→ STATED TASK: Reproduce every line below, unchanged, from the line containing "dash-marker: – bbox=[72, 567, 89, 607]" down to the line containing "stop-sign-illustration: Stop Words", including both of those lines.

→ MATERIAL FOR THIS TASK:
********
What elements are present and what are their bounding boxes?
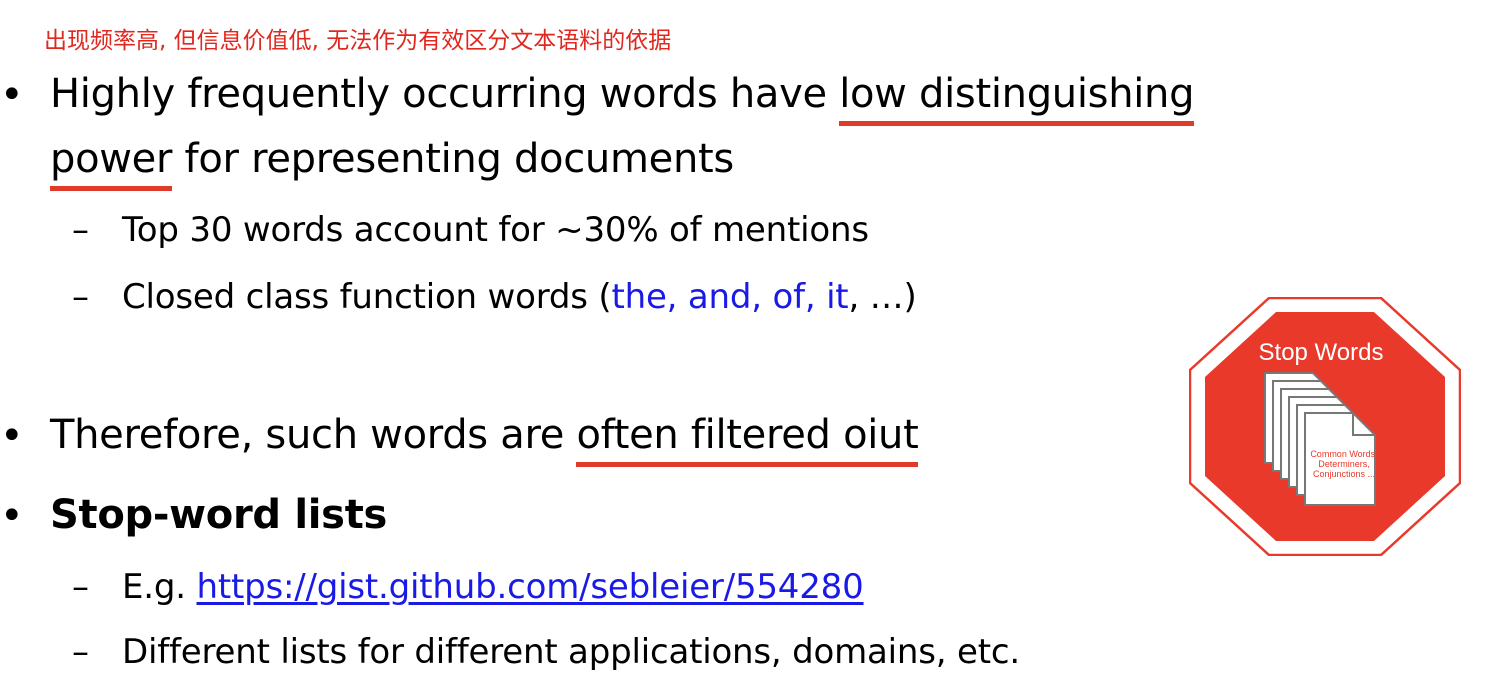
dash-marker: – bbox=[72, 567, 89, 607]
doc-line-1: Common Words, bbox=[1310, 449, 1377, 459]
translation-annotation: 出现频率高, 但信息价值低, 无法作为有效区分文本语料的依据 bbox=[44, 28, 672, 54]
stopword-list-link[interactable]: https://gist.github.com/sebleier/554280 bbox=[197, 567, 864, 607]
dash-marker: – bbox=[72, 277, 89, 317]
sub-bullet-different-lists: Different lists for different applicatio… bbox=[122, 632, 1020, 672]
underlined-phrase: power bbox=[50, 129, 172, 191]
dash-marker: – bbox=[72, 210, 89, 250]
sub-bullet-closed-class: Closed class function words (the, and, o… bbox=[122, 277, 917, 317]
bullet-2: Therefore, such words are often filtered… bbox=[50, 405, 919, 467]
stop-sign-illustration: Stop Words Common Words, Determiners, Co… bbox=[1189, 297, 1461, 556]
dash-marker: – bbox=[72, 632, 89, 672]
example-words: the, and, of, it bbox=[611, 277, 849, 317]
underlined-phrase: often filtered oiut bbox=[576, 405, 919, 467]
stop-sign-title: Stop Words bbox=[1259, 339, 1384, 366]
sub-bullet-example: E.g. https://gist.github.com/sebleier/55… bbox=[122, 567, 864, 607]
bullet-marker: • bbox=[0, 493, 24, 539]
sub-bullet-top30: Top 30 words account for ~30% of mention… bbox=[122, 210, 869, 250]
bullet-3-stopword-lists: Stop-word lists bbox=[50, 492, 388, 538]
underlined-phrase: low distinguishing bbox=[839, 64, 1195, 126]
doc-line-3: Conjunctions ... bbox=[1313, 469, 1375, 479]
doc-line-2: Determiners, bbox=[1318, 459, 1370, 469]
bullet-marker: • bbox=[0, 72, 24, 118]
bullet-marker: • bbox=[0, 413, 24, 459]
bullet-1-line-2: power for representing documents bbox=[50, 129, 734, 191]
bullet-1-line-1: Highly frequently occurring words have l… bbox=[50, 64, 1195, 126]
********
→ TASK OUTPUT:
dash-marker: – bbox=[72, 567, 89, 607]
doc-line-1: Common Words, bbox=[1310, 449, 1377, 459]
translation-annotation: 出现频率高, 但信息价值低, 无法作为有效区分文本语料的依据 bbox=[44, 28, 672, 54]
stopword-list-link[interactable]: https://gist.github.com/sebleier/554280 bbox=[197, 567, 864, 607]
dash-marker: – bbox=[72, 277, 89, 317]
sub-bullet-different-lists: Different lists for different applicatio… bbox=[122, 632, 1020, 672]
underlined-phrase: power bbox=[50, 129, 172, 191]
dash-marker: – bbox=[72, 210, 89, 250]
sub-bullet-closed-class: Closed class function words (the, and, o… bbox=[122, 277, 917, 317]
bullet-2: Therefore, such words are often filtered… bbox=[50, 405, 919, 467]
stop-sign-illustration: Stop Words Common Words, Determiners, Co… bbox=[1189, 297, 1461, 556]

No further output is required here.